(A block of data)

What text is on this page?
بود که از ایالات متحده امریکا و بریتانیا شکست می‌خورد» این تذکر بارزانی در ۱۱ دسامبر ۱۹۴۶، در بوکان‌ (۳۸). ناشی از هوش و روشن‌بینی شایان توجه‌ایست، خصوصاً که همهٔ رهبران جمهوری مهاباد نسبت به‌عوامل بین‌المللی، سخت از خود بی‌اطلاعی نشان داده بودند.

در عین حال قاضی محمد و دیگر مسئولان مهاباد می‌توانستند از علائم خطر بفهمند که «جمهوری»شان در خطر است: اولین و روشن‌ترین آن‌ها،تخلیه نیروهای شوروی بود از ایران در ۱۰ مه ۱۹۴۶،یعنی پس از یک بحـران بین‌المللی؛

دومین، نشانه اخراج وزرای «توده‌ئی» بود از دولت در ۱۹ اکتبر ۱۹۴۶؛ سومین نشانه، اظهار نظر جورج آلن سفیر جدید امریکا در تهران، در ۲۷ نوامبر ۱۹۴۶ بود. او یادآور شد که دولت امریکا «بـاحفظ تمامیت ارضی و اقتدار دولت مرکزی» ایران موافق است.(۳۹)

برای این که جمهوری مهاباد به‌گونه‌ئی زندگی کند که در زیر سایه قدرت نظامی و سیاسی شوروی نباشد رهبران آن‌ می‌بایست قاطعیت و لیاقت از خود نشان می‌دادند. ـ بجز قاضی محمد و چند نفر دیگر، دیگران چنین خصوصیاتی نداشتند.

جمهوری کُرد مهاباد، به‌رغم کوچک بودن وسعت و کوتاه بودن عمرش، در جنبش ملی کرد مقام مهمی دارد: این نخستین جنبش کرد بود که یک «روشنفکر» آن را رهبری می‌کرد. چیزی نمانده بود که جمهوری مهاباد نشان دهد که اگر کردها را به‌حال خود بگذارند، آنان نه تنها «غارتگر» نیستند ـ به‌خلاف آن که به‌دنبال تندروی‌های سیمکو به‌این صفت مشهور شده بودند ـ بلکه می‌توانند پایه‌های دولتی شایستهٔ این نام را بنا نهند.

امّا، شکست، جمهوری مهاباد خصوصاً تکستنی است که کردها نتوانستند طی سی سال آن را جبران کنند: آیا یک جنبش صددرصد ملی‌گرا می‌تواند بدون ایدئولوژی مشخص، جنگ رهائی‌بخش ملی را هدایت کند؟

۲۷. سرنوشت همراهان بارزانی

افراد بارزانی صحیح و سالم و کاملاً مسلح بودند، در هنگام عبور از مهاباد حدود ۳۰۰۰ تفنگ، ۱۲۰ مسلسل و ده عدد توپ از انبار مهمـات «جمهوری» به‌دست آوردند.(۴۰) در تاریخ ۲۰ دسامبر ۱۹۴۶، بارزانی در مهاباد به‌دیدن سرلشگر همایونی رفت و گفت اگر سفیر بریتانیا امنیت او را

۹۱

*Work required*. Your task is to gather all lines from the entries above that hold the word "شوروی".

*Task result*.
در عین حال قاضی محمد و دیگر مسئولان مهاباد می‌توانستند از علائم خطر بفهمند که «جمهوری»شان در خطر است: اولین و روشن‌ترین آن‌ها،تخلیه نیروهای شوروی بود از ایران در ۱۰ مه ۱۹۴۶،یعنی پس از یک بحـران بین‌المللی؛
برای این که جمهوری مهاباد به‌گونه‌ئی زندگی کند که در زیر سایه قدرت نظامی و سیاسی شوروی نباشد رهبران آن‌ می‌بایست قاطعیت و لیاقت از خود نشان می‌دادند. ـ بجز قاضی محمد و چند نفر دیگر، دیگران چنین خصوصیاتی نداشتند.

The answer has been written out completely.